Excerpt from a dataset
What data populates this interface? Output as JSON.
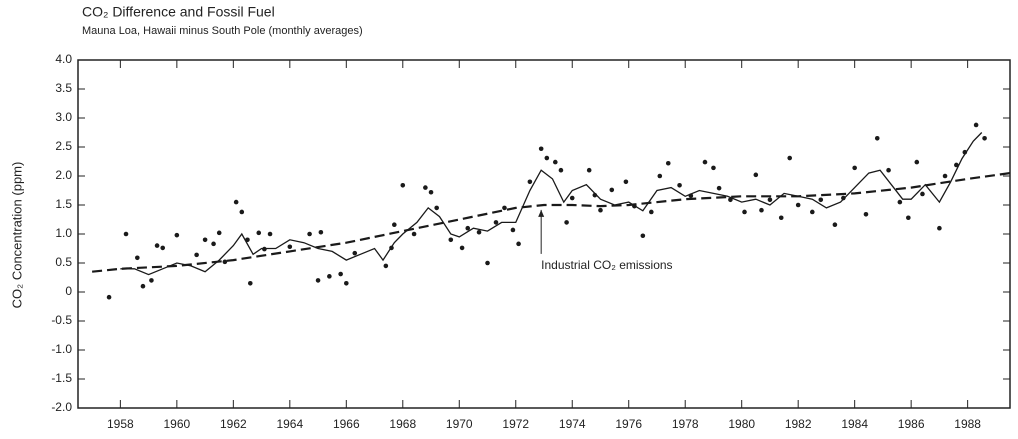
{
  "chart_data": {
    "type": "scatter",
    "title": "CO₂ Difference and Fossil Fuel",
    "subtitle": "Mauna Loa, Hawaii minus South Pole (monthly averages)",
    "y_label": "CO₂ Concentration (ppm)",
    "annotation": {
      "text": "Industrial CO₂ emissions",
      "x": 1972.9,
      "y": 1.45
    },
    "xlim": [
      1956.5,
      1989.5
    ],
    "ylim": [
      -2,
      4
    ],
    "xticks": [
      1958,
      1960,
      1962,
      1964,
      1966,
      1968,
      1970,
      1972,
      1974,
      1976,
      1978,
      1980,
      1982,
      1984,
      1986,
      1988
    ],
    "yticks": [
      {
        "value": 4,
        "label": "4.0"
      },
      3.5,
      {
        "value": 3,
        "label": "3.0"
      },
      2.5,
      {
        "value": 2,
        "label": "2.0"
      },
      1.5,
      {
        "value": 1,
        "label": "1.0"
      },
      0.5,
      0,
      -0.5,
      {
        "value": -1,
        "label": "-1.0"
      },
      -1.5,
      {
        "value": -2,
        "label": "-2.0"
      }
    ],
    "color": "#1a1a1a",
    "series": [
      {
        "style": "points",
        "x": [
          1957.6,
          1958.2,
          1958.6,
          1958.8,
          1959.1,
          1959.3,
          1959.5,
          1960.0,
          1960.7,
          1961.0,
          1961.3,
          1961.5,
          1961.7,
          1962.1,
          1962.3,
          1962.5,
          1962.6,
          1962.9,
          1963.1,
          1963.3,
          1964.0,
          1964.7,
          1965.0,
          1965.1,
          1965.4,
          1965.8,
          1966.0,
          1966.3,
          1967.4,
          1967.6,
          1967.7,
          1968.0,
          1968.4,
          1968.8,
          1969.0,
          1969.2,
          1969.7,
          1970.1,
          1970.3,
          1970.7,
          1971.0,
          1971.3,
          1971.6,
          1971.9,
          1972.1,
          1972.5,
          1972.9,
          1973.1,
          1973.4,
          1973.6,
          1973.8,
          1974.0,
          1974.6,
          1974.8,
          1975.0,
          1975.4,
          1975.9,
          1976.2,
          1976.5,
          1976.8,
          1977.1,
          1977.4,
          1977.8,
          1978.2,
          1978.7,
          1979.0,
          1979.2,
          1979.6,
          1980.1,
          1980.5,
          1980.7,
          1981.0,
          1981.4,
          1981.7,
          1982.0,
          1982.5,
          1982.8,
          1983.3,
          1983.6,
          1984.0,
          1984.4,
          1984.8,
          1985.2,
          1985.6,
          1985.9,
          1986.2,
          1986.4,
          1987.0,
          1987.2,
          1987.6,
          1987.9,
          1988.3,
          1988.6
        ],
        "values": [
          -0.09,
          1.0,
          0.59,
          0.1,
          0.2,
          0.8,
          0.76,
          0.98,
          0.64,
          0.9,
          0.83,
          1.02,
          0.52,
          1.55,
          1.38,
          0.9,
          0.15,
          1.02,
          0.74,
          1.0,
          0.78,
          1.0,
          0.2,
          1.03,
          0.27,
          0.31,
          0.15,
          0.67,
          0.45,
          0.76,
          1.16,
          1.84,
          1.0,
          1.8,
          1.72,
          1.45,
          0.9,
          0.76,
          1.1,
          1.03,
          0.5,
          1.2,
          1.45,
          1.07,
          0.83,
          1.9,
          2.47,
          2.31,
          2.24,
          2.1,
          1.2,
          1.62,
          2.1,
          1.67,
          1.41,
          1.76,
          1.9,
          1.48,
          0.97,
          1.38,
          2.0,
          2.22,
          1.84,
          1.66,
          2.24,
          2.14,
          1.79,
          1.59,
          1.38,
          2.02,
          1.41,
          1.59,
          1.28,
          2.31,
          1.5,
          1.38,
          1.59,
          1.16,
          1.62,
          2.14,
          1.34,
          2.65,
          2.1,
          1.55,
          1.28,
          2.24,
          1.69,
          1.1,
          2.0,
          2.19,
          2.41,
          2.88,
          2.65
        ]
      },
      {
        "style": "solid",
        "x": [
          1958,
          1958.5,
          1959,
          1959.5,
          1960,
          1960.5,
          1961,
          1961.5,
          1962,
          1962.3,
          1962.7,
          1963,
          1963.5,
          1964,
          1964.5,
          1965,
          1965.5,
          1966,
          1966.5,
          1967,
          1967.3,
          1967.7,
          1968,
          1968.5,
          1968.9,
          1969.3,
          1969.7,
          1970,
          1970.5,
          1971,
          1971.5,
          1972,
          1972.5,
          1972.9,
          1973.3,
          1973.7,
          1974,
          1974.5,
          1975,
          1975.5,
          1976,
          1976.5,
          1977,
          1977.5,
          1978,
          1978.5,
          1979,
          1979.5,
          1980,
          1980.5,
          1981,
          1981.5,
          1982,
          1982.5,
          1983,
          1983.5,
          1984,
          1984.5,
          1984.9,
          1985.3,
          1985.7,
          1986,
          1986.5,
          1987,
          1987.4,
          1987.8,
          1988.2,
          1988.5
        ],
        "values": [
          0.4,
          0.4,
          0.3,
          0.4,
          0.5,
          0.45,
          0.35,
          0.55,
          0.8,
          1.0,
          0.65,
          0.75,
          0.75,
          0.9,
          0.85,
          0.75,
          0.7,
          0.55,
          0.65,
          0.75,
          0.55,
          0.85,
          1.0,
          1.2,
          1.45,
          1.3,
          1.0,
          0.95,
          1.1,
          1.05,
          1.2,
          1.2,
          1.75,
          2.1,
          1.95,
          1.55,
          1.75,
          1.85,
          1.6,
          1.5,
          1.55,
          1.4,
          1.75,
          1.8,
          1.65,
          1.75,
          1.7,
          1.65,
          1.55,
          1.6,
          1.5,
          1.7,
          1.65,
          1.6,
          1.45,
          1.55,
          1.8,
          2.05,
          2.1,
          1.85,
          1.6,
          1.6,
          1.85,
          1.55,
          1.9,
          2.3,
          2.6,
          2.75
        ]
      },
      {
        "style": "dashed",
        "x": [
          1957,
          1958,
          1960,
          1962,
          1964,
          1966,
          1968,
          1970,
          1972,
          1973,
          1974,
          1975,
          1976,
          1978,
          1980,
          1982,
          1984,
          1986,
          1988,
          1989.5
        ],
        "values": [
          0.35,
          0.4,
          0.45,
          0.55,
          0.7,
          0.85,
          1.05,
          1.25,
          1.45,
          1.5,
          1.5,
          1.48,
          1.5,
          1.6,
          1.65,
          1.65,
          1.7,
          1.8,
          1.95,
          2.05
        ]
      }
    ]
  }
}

■ REQUIREMENT ■
Omitting all images, retype each line of the records precisely.

■ SOLUTION TO THE PROBLEM ■
What data populates this interface? Output as JSON.
{
  "chart_data": {
    "type": "scatter",
    "title": "CO₂ Difference and Fossil Fuel",
    "subtitle": "Mauna Loa, Hawaii minus South Pole (monthly averages)",
    "y_label": "CO₂ Concentration (ppm)",
    "annotation": {
      "text": "Industrial CO₂ emissions",
      "x": 1972.9,
      "y": 1.45
    },
    "xlim": [
      1956.5,
      1989.5
    ],
    "ylim": [
      -2,
      4
    ],
    "xticks": [
      1958,
      1960,
      1962,
      1964,
      1966,
      1968,
      1970,
      1972,
      1974,
      1976,
      1978,
      1980,
      1982,
      1984,
      1986,
      1988
    ],
    "yticks": [
      {
        "value": 4,
        "label": "4.0"
      },
      3.5,
      {
        "value": 3,
        "label": "3.0"
      },
      2.5,
      {
        "value": 2,
        "label": "2.0"
      },
      1.5,
      {
        "value": 1,
        "label": "1.0"
      },
      0.5,
      0,
      -0.5,
      {
        "value": -1,
        "label": "-1.0"
      },
      -1.5,
      {
        "value": -2,
        "label": "-2.0"
      }
    ],
    "color": "#1a1a1a",
    "series": [
      {
        "style": "points",
        "x": [
          1957.6,
          1958.2,
          1958.6,
          1958.8,
          1959.1,
          1959.3,
          1959.5,
          1960.0,
          1960.7,
          1961.0,
          1961.3,
          1961.5,
          1961.7,
          1962.1,
          1962.3,
          1962.5,
          1962.6,
          1962.9,
          1963.1,
          1963.3,
          1964.0,
          1964.7,
          1965.0,
          1965.1,
          1965.4,
          1965.8,
          1966.0,
          1966.3,
          1967.4,
          1967.6,
          1967.7,
          1968.0,
          1968.4,
          1968.8,
          1969.0,
          1969.2,
          1969.7,
          1970.1,
          1970.3,
          1970.7,
          1971.0,
          1971.3,
          1971.6,
          1971.9,
          1972.1,
          1972.5,
          1972.9,
          1973.1,
          1973.4,
          1973.6,
          1973.8,
          1974.0,
          1974.6,
          1974.8,
          1975.0,
          1975.4,
          1975.9,
          1976.2,
          1976.5,
          1976.8,
          1977.1,
          1977.4,
          1977.8,
          1978.2,
          1978.7,
          1979.0,
          1979.2,
          1979.6,
          1980.1,
          1980.5,
          1980.7,
          1981.0,
          1981.4,
          1981.7,
          1982.0,
          1982.5,
          1982.8,
          1983.3,
          1983.6,
          1984.0,
          1984.4,
          1984.8,
          1985.2,
          1985.6,
          1985.9,
          1986.2,
          1986.4,
          1987.0,
          1987.2,
          1987.6,
          1987.9,
          1988.3,
          1988.6
        ],
        "values": [
          -0.09,
          1.0,
          0.59,
          0.1,
          0.2,
          0.8,
          0.76,
          0.98,
          0.64,
          0.9,
          0.83,
          1.02,
          0.52,
          1.55,
          1.38,
          0.9,
          0.15,
          1.02,
          0.74,
          1.0,
          0.78,
          1.0,
          0.2,
          1.03,
          0.27,
          0.31,
          0.15,
          0.67,
          0.45,
          0.76,
          1.16,
          1.84,
          1.0,
          1.8,
          1.72,
          1.45,
          0.9,
          0.76,
          1.1,
          1.03,
          0.5,
          1.2,
          1.45,
          1.07,
          0.83,
          1.9,
          2.47,
          2.31,
          2.24,
          2.1,
          1.2,
          1.62,
          2.1,
          1.67,
          1.41,
          1.76,
          1.9,
          1.48,
          0.97,
          1.38,
          2.0,
          2.22,
          1.84,
          1.66,
          2.24,
          2.14,
          1.79,
          1.59,
          1.38,
          2.02,
          1.41,
          1.59,
          1.28,
          2.31,
          1.5,
          1.38,
          1.59,
          1.16,
          1.62,
          2.14,
          1.34,
          2.65,
          2.1,
          1.55,
          1.28,
          2.24,
          1.69,
          1.1,
          2.0,
          2.19,
          2.41,
          2.88,
          2.65
        ]
      },
      {
        "style": "solid",
        "x": [
          1958,
          1958.5,
          1959,
          1959.5,
          1960,
          1960.5,
          1961,
          1961.5,
          1962,
          1962.3,
          1962.7,
          1963,
          1963.5,
          1964,
          1964.5,
          1965,
          1965.5,
          1966,
          1966.5,
          1967,
          1967.3,
          1967.7,
          1968,
          1968.5,
          1968.9,
          1969.3,
          1969.7,
          1970,
          1970.5,
          1971,
          1971.5,
          1972,
          1972.5,
          1972.9,
          1973.3,
          1973.7,
          1974,
          1974.5,
          1975,
          1975.5,
          1976,
          1976.5,
          1977,
          1977.5,
          1978,
          1978.5,
          1979,
          1979.5,
          1980,
          1980.5,
          1981,
          1981.5,
          1982,
          1982.5,
          1983,
          1983.5,
          1984,
          1984.5,
          1984.9,
          1985.3,
          1985.7,
          1986,
          1986.5,
          1987,
          1987.4,
          1987.8,
          1988.2,
          1988.5
        ],
        "values": [
          0.4,
          0.4,
          0.3,
          0.4,
          0.5,
          0.45,
          0.35,
          0.55,
          0.8,
          1.0,
          0.65,
          0.75,
          0.75,
          0.9,
          0.85,
          0.75,
          0.7,
          0.55,
          0.65,
          0.75,
          0.55,
          0.85,
          1.0,
          1.2,
          1.45,
          1.3,
          1.0,
          0.95,
          1.1,
          1.05,
          1.2,
          1.2,
          1.75,
          2.1,
          1.95,
          1.55,
          1.75,
          1.85,
          1.6,
          1.5,
          1.55,
          1.4,
          1.75,
          1.8,
          1.65,
          1.75,
          1.7,
          1.65,
          1.55,
          1.6,
          1.5,
          1.7,
          1.65,
          1.6,
          1.45,
          1.55,
          1.8,
          2.05,
          2.1,
          1.85,
          1.6,
          1.6,
          1.85,
          1.55,
          1.9,
          2.3,
          2.6,
          2.75
        ]
      },
      {
        "style": "dashed",
        "x": [
          1957,
          1958,
          1960,
          1962,
          1964,
          1966,
          1968,
          1970,
          1972,
          1973,
          1974,
          1975,
          1976,
          1978,
          1980,
          1982,
          1984,
          1986,
          1988,
          1989.5
        ],
        "values": [
          0.35,
          0.4,
          0.45,
          0.55,
          0.7,
          0.85,
          1.05,
          1.25,
          1.45,
          1.5,
          1.5,
          1.48,
          1.5,
          1.6,
          1.65,
          1.65,
          1.7,
          1.8,
          1.95,
          2.05
        ]
      }
    ]
  }
}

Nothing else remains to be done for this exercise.